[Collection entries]
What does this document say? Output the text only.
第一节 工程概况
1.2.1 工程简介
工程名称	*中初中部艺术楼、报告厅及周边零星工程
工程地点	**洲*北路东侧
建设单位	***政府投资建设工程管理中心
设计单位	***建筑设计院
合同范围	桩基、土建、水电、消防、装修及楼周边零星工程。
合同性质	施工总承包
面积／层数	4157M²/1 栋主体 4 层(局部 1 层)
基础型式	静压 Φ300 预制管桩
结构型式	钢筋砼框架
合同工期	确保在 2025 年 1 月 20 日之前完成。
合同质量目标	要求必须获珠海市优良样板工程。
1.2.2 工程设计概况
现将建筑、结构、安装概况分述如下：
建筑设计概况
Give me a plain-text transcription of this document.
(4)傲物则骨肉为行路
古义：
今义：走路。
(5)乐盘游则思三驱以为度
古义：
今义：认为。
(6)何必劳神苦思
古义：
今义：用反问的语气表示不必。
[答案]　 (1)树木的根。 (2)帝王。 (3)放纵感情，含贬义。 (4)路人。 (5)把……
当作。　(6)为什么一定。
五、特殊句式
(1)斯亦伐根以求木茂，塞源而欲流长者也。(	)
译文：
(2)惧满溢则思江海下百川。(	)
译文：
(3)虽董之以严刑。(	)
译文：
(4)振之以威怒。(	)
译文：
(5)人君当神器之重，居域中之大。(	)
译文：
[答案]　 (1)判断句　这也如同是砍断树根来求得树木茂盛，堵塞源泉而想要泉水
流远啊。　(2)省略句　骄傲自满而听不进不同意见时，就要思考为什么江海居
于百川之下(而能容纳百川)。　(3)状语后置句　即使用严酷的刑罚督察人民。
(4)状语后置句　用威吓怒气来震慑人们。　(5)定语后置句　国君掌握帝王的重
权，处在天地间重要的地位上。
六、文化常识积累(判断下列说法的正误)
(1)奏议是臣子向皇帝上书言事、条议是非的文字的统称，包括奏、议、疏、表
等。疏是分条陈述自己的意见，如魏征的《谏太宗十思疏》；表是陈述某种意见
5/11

◆ **Exercise task**
All the entries above need to be reproduced exactly.

◆ **Result for this exercise**
What does this document say? Output the text only.
第一节 工程概况
1.2.1 工程简介
工程名称	*中初中部艺术楼、报告厅及周边零星工程
工程地点	**洲*北路东侧
建设单位	***政府投资建设工程管理中心
设计单位	***建筑设计院
合同范围	桩基、土建、水电、消防、装修及楼周边零星工程。
合同性质	施工总承包
面积／层数	4157M²/1 栋主体 4 层(局部 1 层)
基础型式	静压 Φ300 预制管桩
结构型式	钢筋砼框架
合同工期	确保在 2025 年 1 月 20 日之前完成。
合同质量目标	要求必须获珠海市优良样板工程。
1.2.2 工程设计概况
现将建筑、结构、安装概况分述如下：
建筑设计概况
Give me a plain-text transcription of this document.
(4)傲物则骨肉为行路
古义：
今义：走路。
(5)乐盘游则思三驱以为度
古义：
今义：认为。
(6)何必劳神苦思
古义：
今义：用反问的语气表示不必。
[答案]　 (1)树木的根。 (2)帝王。 (3)放纵感情，含贬义。 (4)路人。 (5)把……
当作。　(6)为什么一定。
五、特殊句式
(1)斯亦伐根以求木茂，塞源而欲流长者也。(	)
译文：
(2)惧满溢则思江海下百川。(	)
译文：
(3)虽董之以严刑。(	)
译文：
(4)振之以威怒。(	)
译文：
(5)人君当神器之重，居域中之大。(	)
译文：
[答案]　 (1)判断句　这也如同是砍断树根来求得树木茂盛，堵塞源泉而想要泉水
流远啊。　(2)省略句　骄傲自满而听不进不同意见时，就要思考为什么江海居
于百川之下(而能容纳百川)。　(3)状语后置句　即使用严酷的刑罚督察人民。
(4)状语后置句　用威吓怒气来震慑人们。　(5)定语后置句　国君掌握帝王的重
权，处在天地间重要的地位上。
六、文化常识积累(判断下列说法的正误)
(1)奏议是臣子向皇帝上书言事、条议是非的文字的统称，包括奏、议、疏、表
等。疏是分条陈述自己的意见，如魏征的《谏太宗十思疏》；表是陈述某种意见
5/11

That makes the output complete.